Instructions for the task - Output every line of the material exactly, omitting images.

Entries supplied -
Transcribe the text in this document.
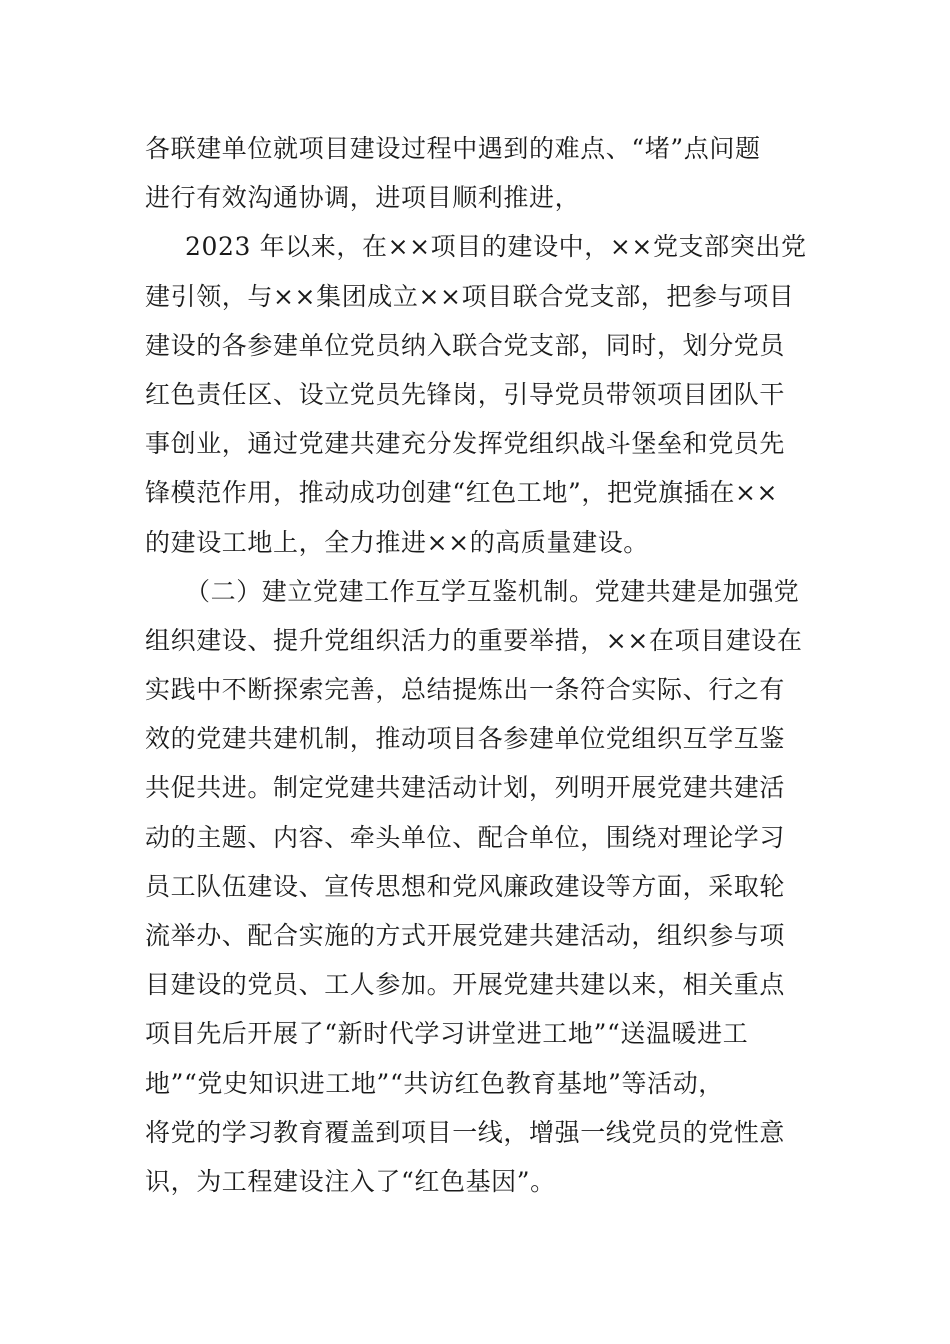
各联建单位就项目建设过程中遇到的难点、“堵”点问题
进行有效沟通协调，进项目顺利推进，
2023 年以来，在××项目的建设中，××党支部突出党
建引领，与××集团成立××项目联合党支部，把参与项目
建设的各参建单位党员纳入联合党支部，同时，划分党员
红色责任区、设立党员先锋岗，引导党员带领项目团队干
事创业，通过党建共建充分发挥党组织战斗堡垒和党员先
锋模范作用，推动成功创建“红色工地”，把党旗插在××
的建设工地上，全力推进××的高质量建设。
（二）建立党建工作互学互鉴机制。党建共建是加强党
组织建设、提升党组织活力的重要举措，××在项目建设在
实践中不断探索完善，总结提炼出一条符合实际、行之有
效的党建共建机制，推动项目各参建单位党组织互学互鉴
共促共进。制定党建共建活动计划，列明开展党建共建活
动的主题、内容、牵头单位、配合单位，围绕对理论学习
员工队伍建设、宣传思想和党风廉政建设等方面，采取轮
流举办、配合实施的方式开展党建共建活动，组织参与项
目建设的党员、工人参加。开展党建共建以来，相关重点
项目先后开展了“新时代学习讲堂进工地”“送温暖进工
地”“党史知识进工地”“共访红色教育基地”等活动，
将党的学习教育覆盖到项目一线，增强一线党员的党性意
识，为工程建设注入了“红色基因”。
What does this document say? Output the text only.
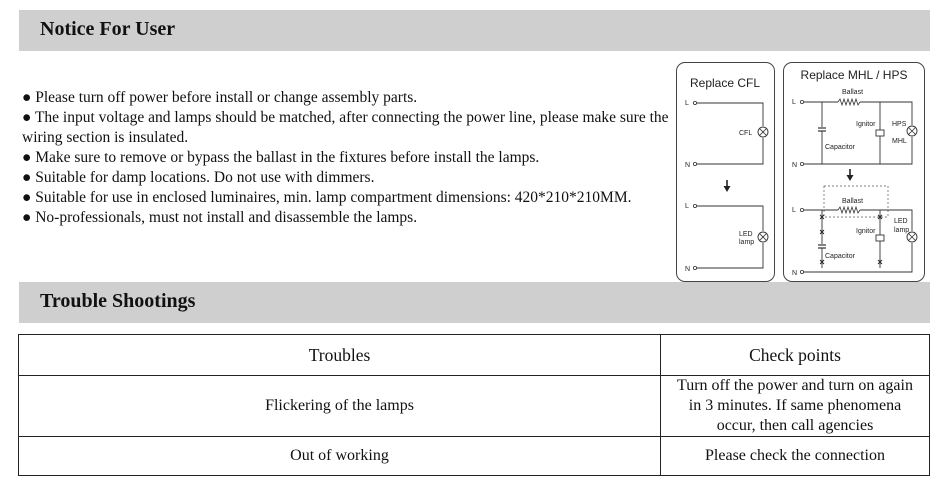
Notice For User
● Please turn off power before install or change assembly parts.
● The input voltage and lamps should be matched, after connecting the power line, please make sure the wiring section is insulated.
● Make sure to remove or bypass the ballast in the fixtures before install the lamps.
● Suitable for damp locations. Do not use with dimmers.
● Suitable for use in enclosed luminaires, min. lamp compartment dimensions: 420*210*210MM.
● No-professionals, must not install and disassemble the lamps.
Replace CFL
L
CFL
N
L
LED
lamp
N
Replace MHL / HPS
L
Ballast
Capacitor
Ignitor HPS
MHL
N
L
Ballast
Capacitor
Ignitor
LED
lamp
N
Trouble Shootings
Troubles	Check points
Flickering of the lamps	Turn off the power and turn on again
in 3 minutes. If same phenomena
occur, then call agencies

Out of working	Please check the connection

Expected answer -
Transcribe the text in this document.
各联建单位就项目建设过程中遇到的难点、“堵”点问题
进行有效沟通协调，进项目顺利推进，
2023 年以来，在××项目的建设中，××党支部突出党
建引领，与××集团成立××项目联合党支部，把参与项目
建设的各参建单位党员纳入联合党支部，同时，划分党员
红色责任区、设立党员先锋岗，引导党员带领项目团队干
事创业，通过党建共建充分发挥党组织战斗堡垒和党员先
锋模范作用，推动成功创建“红色工地”，把党旗插在××
的建设工地上，全力推进××的高质量建设。
（二）建立党建工作互学互鉴机制。党建共建是加强党
组织建设、提升党组织活力的重要举措，××在项目建设在
实践中不断探索完善，总结提炼出一条符合实际、行之有
效的党建共建机制，推动项目各参建单位党组织互学互鉴
共促共进。制定党建共建活动计划，列明开展党建共建活
动的主题、内容、牵头单位、配合单位，围绕对理论学习
员工队伍建设、宣传思想和党风廉政建设等方面，采取轮
流举办、配合实施的方式开展党建共建活动，组织参与项
目建设的党员、工人参加。开展党建共建以来，相关重点
项目先后开展了“新时代学习讲堂进工地”“送温暖进工
地”“党史知识进工地”“共访红色教育基地”等活动，
将党的学习教育覆盖到项目一线，增强一线党员的党性意
识，为工程建设注入了“红色基因”。
What does this document say? Output the text only.
Notice For User
● Please turn off power before install or change assembly parts.
● The input voltage and lamps should be matched, after connecting the power line, please make sure the wiring section is insulated.
● Make sure to remove or bypass the ballast in the fixtures before install the lamps.
● Suitable for damp locations. Do not use with dimmers.
● Suitable for use in enclosed luminaires, min. lamp compartment dimensions: 420*210*210MM.
● No-professionals, must not install and disassemble the lamps.
Replace CFL
L
CFL
N
L
LED
lamp
N
Replace MHL / HPS
L
Ballast
Capacitor
Ignitor HPS
MHL
N
L
Ballast
Capacitor
Ignitor
LED
lamp
N
Trouble Shootings
Troubles	Check points
Flickering of the lamps	Turn off the power and turn on again
in 3 minutes. If same phenomena
occur, then call agencies

Out of working	Please check the connection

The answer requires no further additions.